--- Task details ---
Copy each line that holds "某公司项目合作合同".

--------------------------------------------------

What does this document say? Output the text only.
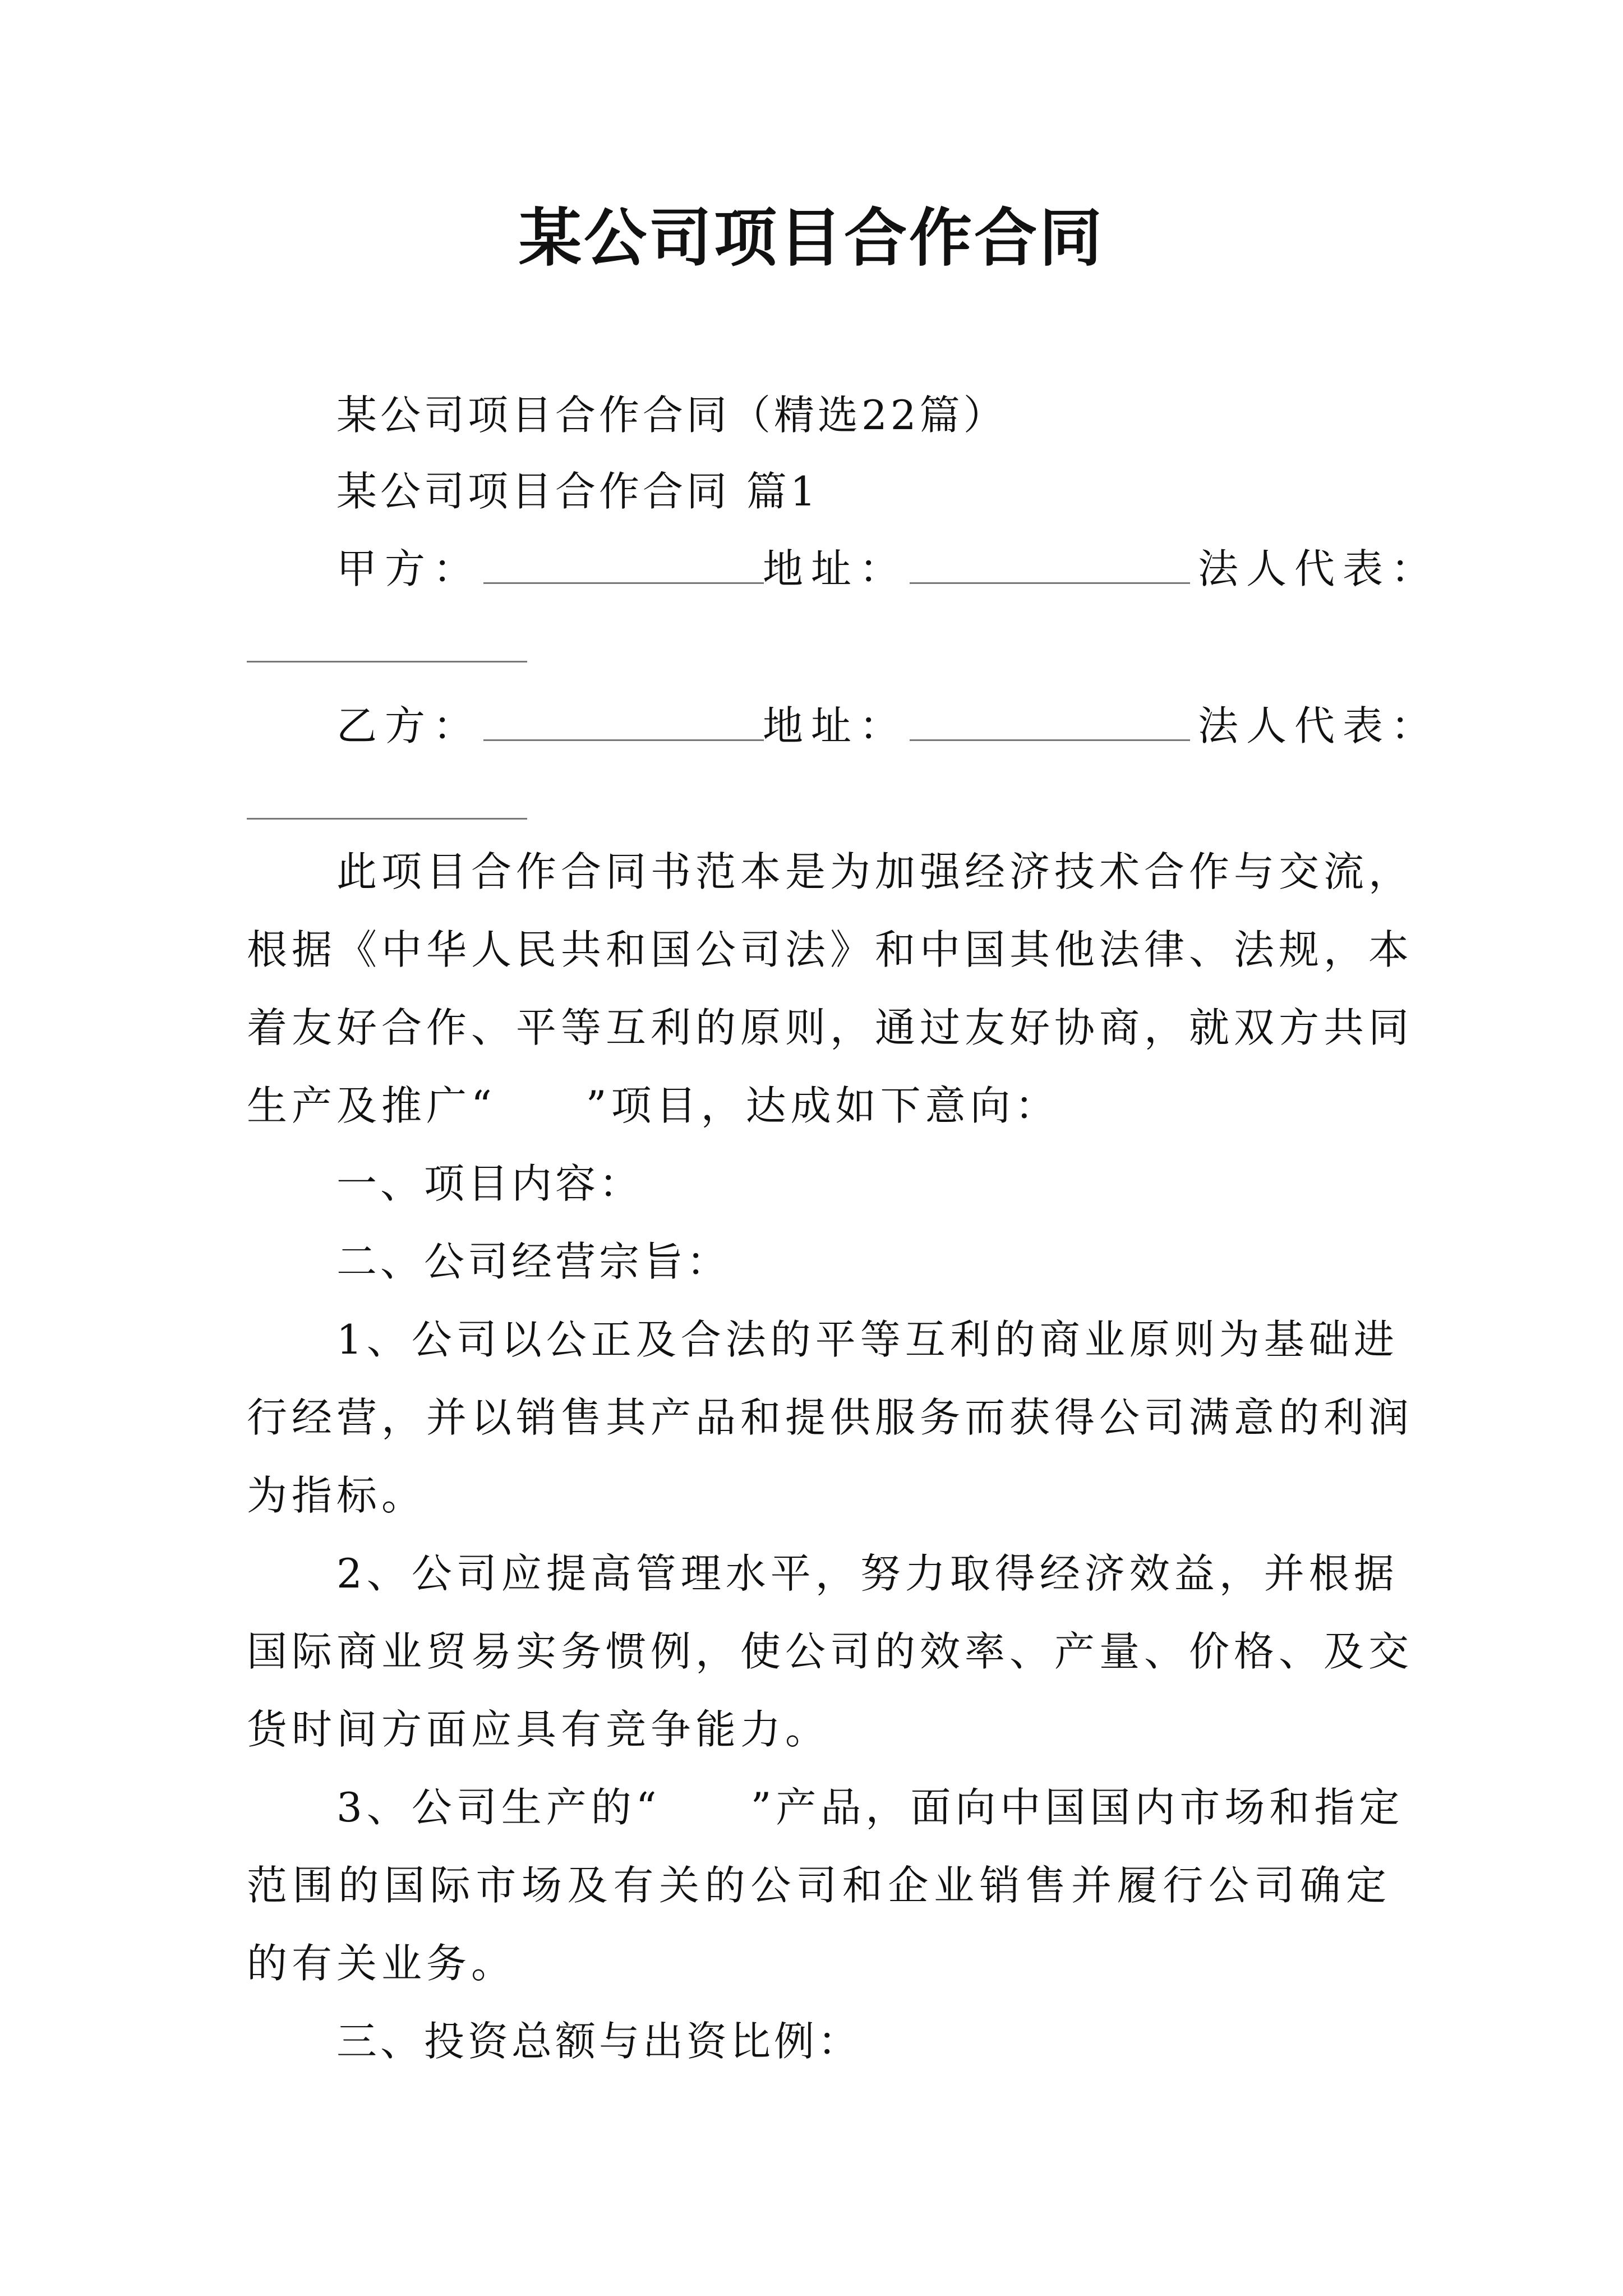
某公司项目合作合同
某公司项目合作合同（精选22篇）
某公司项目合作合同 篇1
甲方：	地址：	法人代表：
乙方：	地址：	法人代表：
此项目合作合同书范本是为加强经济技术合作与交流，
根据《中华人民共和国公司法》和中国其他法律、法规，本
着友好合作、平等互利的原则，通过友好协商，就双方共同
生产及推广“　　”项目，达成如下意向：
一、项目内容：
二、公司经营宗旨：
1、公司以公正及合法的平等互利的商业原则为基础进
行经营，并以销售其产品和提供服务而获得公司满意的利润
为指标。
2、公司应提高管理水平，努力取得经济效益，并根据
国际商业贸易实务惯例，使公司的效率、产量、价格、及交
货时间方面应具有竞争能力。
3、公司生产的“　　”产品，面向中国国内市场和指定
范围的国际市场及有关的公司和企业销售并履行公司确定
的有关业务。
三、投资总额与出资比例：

--------------------------------------------------

--- Answer ---
某公司项目合作合同
某公司项目合作合同（精选22篇）
某公司项目合作合同 篇1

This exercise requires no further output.